━━ RAW DATA ━━

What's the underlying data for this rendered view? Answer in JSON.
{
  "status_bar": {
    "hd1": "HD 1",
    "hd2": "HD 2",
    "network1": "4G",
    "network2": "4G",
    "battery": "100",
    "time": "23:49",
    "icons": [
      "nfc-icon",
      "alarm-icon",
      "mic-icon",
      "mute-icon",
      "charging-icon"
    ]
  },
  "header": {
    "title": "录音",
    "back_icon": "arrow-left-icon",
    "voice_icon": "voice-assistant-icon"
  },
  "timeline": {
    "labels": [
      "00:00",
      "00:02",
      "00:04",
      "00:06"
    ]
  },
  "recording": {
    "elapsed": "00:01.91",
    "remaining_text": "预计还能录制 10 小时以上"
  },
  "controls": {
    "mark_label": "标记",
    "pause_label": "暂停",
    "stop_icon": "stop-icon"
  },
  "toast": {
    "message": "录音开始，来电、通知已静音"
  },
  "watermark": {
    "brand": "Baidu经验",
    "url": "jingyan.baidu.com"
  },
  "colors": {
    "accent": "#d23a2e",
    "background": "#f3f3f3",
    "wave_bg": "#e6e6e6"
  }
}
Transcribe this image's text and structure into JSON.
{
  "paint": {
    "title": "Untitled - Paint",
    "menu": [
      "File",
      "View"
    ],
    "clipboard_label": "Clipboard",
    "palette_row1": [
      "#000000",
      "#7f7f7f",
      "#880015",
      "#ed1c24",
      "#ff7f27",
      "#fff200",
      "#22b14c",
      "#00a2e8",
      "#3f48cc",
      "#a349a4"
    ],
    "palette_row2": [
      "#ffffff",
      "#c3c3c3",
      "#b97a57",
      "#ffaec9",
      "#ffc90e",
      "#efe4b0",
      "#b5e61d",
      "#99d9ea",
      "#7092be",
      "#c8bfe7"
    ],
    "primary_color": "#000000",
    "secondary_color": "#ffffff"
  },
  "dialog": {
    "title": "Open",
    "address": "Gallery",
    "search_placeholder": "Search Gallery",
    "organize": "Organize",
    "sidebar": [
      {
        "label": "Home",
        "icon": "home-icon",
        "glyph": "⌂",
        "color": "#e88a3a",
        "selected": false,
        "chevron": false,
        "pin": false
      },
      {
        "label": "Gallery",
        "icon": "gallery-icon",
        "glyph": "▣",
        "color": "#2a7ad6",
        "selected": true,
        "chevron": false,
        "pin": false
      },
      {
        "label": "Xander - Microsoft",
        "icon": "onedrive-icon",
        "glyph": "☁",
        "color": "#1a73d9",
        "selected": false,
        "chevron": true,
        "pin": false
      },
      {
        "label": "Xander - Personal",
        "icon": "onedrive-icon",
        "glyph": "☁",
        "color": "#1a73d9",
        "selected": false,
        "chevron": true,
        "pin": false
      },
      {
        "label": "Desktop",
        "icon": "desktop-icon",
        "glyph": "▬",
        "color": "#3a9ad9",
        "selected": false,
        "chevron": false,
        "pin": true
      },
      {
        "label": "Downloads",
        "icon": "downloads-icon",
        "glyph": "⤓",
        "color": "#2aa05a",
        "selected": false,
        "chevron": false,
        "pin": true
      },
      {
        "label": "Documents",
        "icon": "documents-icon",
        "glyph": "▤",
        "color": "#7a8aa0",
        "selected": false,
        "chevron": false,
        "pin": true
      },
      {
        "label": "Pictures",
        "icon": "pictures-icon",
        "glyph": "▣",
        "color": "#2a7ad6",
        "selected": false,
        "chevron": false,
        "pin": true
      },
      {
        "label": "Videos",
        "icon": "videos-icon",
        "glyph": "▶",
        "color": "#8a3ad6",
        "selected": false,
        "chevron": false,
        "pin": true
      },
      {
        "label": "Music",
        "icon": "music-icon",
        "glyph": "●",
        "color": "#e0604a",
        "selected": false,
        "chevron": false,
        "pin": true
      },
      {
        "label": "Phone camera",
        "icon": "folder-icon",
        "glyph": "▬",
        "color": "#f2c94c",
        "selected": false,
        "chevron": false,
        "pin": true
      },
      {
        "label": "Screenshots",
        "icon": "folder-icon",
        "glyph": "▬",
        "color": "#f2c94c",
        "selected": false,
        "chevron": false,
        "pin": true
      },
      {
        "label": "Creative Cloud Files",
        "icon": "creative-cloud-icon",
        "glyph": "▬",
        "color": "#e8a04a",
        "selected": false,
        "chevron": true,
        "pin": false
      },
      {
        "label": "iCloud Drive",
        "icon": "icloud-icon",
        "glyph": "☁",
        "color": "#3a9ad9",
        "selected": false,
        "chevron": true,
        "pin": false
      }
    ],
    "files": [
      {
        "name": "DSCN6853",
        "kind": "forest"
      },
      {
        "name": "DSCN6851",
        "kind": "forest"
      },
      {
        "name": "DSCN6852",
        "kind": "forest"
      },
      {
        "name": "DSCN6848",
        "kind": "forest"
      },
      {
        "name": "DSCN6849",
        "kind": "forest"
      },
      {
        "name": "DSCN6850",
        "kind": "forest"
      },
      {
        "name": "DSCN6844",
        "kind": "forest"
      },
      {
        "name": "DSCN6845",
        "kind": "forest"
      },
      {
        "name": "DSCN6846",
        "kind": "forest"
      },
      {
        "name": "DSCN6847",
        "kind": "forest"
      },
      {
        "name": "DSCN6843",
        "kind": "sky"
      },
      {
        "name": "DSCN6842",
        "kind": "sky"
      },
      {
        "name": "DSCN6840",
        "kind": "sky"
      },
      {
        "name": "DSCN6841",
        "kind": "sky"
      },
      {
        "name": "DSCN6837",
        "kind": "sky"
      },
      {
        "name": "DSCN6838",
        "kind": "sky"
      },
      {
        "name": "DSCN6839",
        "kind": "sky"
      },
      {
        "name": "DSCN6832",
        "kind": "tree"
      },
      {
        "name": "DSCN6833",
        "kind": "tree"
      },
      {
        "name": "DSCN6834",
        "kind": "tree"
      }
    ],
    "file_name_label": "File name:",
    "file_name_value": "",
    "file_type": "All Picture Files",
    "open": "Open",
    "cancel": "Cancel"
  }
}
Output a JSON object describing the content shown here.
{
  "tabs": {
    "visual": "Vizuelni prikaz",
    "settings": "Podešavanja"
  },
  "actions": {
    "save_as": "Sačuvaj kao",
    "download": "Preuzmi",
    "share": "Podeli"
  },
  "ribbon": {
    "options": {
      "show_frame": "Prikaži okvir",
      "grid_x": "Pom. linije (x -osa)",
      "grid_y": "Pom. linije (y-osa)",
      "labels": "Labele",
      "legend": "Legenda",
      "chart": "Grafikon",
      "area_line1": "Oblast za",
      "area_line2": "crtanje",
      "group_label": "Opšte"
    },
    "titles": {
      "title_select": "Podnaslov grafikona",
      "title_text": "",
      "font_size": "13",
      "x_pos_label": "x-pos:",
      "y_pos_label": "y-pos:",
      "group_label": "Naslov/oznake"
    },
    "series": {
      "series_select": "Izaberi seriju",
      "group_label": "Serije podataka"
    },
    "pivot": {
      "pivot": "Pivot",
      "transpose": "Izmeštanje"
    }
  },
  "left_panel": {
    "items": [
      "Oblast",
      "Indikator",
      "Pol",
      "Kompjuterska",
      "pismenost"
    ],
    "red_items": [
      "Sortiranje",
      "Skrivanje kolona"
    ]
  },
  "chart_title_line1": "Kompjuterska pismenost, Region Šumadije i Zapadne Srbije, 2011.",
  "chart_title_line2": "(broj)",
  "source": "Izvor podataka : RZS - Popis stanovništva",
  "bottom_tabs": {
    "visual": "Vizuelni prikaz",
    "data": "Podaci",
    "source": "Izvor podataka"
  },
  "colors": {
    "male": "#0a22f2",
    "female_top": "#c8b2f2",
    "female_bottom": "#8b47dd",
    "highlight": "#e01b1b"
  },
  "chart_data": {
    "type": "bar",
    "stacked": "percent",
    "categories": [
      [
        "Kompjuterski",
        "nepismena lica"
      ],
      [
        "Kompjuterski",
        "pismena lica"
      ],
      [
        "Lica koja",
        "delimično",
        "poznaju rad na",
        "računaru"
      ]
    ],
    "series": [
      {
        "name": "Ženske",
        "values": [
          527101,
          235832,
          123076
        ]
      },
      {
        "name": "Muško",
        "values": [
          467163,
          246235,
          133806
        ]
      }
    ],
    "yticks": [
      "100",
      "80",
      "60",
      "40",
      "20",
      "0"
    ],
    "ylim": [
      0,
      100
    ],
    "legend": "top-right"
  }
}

━━━

Check each line of the data above for the word "source", then state how many lines have it. Give the number alone.

2